■ GIVEN DATA:
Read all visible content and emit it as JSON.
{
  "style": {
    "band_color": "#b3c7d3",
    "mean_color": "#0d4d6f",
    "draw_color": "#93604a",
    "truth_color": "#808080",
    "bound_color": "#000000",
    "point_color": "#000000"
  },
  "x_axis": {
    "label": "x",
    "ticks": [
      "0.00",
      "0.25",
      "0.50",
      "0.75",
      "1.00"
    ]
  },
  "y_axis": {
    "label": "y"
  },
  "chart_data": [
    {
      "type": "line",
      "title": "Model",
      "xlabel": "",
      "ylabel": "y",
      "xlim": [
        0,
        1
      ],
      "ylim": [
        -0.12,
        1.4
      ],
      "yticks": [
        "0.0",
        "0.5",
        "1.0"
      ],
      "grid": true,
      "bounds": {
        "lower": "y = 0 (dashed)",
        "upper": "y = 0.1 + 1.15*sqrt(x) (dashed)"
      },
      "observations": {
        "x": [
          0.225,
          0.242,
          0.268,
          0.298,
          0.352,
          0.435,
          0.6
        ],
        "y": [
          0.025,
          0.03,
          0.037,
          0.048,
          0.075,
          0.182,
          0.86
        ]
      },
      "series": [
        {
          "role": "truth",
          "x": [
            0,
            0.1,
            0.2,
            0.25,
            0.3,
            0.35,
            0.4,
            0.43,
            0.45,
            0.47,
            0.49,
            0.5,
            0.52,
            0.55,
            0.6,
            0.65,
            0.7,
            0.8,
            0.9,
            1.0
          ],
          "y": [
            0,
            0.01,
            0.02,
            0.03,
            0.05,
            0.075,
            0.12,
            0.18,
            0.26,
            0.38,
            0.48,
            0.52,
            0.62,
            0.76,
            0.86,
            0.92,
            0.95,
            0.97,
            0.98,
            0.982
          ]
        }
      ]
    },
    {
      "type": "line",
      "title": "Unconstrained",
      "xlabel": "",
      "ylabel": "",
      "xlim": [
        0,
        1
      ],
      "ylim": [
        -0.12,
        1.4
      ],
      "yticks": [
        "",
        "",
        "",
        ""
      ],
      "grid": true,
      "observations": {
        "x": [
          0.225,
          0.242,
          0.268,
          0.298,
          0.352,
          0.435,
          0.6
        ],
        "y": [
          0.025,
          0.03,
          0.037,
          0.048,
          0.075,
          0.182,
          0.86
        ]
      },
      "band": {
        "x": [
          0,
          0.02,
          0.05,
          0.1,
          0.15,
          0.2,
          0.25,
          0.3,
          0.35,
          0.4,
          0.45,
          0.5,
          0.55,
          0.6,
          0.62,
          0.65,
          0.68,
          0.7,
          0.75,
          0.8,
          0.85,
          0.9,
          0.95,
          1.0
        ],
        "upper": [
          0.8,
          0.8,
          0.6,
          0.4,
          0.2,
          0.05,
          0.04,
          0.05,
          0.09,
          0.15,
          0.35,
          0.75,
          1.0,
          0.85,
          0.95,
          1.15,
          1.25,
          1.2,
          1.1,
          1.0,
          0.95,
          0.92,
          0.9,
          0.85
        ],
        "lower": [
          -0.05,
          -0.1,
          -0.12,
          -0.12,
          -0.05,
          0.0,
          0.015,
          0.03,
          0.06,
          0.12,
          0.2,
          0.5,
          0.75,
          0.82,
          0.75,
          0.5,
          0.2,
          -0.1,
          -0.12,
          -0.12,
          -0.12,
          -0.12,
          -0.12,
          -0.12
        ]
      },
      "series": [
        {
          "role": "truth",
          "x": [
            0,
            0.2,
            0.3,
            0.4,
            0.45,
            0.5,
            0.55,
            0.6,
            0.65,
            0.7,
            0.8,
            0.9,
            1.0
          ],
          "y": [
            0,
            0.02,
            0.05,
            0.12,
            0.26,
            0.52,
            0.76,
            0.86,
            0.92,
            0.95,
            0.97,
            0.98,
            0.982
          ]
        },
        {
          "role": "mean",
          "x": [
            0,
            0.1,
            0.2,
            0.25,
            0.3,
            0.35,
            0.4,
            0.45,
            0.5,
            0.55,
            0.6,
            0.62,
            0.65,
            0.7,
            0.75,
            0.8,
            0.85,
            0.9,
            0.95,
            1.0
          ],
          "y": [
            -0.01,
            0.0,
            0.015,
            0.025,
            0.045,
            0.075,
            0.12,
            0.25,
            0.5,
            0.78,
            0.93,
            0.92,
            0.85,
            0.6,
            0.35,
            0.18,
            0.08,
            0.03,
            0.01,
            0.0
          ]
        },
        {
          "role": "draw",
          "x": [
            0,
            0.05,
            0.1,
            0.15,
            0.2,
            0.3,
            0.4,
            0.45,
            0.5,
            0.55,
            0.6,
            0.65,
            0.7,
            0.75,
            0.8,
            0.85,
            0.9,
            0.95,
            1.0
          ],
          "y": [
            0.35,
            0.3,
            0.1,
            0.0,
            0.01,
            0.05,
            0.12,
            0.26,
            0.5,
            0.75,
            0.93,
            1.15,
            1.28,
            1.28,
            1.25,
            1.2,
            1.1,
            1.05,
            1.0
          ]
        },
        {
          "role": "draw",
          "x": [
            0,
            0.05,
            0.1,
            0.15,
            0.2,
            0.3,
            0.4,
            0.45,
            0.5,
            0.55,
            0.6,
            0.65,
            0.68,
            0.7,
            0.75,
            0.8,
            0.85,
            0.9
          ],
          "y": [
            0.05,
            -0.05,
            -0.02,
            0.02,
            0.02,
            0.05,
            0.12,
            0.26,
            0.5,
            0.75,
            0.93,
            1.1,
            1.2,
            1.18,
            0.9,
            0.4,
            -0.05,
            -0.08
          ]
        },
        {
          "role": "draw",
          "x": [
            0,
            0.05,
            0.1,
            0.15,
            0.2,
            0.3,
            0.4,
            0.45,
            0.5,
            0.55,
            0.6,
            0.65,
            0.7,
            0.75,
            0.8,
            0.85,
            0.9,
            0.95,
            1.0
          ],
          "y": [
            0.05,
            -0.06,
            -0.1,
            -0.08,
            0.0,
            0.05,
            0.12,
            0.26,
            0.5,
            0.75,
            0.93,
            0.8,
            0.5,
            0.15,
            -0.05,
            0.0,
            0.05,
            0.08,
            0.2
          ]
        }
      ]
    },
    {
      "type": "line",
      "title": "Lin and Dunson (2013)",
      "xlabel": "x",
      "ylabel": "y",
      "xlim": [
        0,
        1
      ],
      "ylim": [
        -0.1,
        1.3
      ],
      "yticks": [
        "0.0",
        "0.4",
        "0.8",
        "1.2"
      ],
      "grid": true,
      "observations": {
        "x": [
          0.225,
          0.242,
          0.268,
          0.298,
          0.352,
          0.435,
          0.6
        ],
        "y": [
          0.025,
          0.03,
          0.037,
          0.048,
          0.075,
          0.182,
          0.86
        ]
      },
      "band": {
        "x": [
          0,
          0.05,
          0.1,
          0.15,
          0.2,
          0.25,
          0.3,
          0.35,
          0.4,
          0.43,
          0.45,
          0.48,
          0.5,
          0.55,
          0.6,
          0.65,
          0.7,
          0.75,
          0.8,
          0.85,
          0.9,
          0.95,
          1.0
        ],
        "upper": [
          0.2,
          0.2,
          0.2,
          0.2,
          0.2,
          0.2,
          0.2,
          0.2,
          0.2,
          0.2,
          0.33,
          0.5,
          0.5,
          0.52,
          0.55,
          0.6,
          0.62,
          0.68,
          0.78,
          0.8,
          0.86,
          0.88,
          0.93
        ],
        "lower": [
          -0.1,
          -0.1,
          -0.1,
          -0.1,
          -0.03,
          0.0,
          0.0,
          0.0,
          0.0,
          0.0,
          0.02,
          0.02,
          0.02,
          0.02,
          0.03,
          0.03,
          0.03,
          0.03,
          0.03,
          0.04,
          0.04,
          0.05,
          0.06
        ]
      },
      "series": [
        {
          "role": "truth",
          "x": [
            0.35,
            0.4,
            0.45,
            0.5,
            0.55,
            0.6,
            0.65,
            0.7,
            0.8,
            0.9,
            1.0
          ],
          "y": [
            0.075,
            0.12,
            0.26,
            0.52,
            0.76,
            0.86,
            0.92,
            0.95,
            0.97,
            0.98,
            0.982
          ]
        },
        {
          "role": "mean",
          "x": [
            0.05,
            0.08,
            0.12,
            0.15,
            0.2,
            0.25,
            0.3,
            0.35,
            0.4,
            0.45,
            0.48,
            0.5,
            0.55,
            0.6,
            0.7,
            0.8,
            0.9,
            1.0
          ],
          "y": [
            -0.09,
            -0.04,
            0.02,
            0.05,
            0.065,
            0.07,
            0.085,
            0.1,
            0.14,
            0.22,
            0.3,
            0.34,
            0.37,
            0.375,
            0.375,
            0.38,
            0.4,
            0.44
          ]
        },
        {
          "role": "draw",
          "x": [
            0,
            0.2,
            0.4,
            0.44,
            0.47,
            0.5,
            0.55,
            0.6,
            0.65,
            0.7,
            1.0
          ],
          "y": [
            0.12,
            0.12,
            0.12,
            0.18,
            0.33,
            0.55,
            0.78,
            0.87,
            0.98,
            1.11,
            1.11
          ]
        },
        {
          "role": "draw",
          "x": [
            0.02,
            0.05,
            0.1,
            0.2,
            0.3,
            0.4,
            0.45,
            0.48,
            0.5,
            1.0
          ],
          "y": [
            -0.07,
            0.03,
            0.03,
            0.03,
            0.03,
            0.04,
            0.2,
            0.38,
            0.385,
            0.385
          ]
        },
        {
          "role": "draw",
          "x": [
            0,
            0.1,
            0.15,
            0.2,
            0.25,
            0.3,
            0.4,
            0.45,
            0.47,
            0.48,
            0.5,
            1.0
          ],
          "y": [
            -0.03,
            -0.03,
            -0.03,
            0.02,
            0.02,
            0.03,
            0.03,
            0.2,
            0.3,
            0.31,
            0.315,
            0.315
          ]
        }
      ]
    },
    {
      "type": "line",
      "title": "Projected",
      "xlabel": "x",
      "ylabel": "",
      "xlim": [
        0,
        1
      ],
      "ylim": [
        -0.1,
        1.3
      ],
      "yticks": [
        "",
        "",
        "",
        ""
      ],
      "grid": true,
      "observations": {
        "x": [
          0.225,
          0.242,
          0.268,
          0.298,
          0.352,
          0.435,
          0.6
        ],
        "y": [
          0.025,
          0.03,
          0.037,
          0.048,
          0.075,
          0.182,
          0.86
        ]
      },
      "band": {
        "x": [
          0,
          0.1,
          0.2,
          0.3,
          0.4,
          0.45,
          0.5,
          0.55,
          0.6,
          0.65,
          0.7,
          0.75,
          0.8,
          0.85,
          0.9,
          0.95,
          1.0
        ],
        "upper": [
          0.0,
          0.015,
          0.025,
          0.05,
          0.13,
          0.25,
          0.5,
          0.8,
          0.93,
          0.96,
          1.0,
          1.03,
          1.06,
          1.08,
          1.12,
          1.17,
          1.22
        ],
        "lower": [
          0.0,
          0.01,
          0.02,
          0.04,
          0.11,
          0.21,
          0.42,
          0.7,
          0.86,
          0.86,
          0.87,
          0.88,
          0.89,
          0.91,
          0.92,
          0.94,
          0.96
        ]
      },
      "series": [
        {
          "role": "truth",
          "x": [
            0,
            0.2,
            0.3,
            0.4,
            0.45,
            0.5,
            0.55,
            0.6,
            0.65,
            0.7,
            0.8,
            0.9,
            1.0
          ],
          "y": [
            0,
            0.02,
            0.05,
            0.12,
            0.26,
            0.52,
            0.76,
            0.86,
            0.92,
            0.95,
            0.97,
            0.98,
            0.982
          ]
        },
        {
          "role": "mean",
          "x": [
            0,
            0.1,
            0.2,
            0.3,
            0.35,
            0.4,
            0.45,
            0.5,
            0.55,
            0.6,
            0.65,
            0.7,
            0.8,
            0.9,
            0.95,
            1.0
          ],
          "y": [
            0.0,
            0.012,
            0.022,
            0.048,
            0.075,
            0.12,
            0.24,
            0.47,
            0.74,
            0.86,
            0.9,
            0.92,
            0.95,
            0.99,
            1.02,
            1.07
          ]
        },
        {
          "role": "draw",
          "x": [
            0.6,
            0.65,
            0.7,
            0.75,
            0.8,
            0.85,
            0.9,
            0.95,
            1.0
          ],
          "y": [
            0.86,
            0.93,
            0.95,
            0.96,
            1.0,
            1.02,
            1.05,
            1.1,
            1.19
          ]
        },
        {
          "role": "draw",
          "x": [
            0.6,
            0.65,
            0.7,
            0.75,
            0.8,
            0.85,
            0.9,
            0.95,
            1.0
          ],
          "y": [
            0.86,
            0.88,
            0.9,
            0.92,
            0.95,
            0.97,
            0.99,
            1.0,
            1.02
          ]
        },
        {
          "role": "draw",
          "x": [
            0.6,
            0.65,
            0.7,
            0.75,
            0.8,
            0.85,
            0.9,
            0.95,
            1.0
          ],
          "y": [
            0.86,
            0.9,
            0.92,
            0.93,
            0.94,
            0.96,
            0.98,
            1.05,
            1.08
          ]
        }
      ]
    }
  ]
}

■ PROBLEM: From the listing above, copy every line that holds the string "title".

■ EXERCISE RESULT:
      "title": "Model",
      "title": "Unconstrained",
      "title": "Lin and Dunson (2013)",
      "title": "Projected",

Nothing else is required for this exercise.